### EXERCISE DIRECTIONS
Copy verbatim the lines of the listing below, from its first line through the line holding "devices-printers-icon — [104, 42, 120, 54]", both inclusive.

[Collection entries]
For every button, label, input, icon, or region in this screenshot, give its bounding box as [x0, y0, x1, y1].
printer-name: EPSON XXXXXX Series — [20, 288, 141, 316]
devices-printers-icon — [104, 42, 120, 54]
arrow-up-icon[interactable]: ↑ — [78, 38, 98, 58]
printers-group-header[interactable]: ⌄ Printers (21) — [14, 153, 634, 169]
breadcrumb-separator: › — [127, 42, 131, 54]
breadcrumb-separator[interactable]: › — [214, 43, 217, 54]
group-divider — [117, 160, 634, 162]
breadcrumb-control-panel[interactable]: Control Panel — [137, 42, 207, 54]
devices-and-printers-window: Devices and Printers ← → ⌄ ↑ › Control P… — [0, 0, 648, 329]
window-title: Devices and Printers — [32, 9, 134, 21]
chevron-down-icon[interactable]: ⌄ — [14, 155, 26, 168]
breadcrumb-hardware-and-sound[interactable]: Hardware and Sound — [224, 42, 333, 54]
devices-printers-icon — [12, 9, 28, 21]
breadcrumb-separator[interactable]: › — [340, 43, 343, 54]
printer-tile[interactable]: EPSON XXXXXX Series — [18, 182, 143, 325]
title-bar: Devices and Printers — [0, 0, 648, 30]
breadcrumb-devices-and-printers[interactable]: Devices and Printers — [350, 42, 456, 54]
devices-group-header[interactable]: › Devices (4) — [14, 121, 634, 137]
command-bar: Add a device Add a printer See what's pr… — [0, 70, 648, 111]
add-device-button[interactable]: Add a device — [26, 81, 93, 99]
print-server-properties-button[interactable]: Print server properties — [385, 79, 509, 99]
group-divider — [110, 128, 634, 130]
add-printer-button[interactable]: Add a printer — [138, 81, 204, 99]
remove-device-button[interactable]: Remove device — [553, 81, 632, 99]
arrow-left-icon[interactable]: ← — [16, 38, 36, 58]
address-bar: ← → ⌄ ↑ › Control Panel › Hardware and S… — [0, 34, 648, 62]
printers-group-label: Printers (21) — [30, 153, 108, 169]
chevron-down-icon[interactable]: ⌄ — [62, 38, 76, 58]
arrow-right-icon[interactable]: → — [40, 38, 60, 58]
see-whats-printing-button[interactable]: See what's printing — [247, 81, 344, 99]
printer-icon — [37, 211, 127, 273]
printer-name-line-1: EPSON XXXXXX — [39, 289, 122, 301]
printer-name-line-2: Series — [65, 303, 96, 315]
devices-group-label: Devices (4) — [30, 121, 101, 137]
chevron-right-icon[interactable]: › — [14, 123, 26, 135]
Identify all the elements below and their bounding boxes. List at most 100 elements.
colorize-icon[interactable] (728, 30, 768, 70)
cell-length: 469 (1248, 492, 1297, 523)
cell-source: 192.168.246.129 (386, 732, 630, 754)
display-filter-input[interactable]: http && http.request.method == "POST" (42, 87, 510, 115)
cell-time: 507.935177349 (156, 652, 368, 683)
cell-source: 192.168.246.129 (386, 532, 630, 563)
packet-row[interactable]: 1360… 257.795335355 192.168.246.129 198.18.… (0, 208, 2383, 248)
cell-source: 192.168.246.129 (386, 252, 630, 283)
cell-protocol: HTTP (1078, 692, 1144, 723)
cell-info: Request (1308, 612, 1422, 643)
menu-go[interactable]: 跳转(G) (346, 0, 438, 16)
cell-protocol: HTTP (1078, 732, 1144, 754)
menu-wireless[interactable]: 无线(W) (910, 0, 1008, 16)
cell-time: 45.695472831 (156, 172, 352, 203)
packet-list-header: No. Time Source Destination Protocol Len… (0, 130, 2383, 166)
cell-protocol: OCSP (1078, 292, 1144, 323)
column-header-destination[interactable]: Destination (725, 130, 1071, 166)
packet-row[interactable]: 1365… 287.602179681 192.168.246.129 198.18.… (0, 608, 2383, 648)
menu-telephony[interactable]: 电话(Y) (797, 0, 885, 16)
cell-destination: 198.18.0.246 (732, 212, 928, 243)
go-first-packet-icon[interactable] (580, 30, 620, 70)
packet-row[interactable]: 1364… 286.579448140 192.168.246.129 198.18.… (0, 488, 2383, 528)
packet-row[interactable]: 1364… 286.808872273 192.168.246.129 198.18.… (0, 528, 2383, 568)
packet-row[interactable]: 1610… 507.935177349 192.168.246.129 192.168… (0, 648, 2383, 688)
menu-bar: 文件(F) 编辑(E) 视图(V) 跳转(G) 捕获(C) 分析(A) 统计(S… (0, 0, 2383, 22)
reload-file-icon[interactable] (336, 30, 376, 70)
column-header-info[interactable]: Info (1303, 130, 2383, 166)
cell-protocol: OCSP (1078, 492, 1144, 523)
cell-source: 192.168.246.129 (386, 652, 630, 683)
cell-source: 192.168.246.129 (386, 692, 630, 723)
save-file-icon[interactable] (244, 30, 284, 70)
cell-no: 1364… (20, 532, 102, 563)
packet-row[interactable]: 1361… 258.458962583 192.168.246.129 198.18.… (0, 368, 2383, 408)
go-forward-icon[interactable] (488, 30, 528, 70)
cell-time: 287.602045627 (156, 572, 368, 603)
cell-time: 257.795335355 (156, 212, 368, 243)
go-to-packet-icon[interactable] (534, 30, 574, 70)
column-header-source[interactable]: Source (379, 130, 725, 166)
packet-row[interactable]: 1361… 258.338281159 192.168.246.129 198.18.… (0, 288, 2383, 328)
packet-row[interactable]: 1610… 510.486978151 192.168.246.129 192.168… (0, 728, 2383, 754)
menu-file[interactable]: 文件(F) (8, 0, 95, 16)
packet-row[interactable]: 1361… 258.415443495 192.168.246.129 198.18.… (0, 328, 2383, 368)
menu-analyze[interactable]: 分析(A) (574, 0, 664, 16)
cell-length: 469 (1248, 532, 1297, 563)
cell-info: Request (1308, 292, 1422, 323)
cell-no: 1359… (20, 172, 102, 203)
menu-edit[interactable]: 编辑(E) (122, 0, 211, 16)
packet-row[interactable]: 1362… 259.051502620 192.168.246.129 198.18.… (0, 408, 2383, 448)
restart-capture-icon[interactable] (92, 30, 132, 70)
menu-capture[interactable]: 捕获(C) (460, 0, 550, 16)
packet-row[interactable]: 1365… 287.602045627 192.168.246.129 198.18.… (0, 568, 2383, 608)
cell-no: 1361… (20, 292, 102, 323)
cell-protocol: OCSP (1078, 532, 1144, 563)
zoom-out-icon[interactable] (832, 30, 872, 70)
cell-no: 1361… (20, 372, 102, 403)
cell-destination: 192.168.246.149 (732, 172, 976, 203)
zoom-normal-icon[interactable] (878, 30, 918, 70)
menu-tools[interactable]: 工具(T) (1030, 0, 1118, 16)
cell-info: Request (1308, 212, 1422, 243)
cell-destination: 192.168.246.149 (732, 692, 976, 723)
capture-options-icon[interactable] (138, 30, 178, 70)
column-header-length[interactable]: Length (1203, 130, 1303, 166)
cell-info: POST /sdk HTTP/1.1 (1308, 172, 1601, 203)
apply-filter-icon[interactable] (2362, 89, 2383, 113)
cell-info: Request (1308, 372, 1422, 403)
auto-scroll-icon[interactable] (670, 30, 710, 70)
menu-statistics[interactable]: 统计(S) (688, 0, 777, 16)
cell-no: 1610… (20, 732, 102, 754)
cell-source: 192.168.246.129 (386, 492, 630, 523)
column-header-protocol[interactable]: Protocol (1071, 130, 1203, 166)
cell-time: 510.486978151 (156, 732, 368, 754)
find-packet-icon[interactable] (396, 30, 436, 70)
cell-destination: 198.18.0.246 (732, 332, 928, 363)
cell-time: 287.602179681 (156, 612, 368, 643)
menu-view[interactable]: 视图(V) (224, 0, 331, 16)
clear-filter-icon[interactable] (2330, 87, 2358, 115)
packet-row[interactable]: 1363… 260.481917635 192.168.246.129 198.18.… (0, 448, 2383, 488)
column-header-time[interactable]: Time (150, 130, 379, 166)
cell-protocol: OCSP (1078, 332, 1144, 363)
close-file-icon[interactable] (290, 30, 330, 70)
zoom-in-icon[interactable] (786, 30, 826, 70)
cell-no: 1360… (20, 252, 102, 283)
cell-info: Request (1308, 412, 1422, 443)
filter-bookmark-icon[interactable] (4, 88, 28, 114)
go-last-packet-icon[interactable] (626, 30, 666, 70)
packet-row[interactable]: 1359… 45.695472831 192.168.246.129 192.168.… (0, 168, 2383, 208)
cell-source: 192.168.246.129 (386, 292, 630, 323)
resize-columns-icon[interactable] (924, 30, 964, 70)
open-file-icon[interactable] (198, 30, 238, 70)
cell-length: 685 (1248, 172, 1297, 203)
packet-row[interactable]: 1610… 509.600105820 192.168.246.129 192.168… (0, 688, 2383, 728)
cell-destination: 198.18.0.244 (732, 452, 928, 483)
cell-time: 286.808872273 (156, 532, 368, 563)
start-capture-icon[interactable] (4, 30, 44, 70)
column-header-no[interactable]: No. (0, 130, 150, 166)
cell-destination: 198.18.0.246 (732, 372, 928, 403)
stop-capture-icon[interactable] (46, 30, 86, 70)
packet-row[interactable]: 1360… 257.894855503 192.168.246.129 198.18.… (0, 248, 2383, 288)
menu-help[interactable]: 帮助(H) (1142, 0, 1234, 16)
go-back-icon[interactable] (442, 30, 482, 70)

### EXERCISE OUTPUT
For every button, label, input, icon, or region in this screenshot, give its bounding box as [x0, y0, x1, y1].
printer-name: EPSON XXXXXX Series — [20, 288, 141, 316]
devices-printers-icon — [104, 42, 120, 54]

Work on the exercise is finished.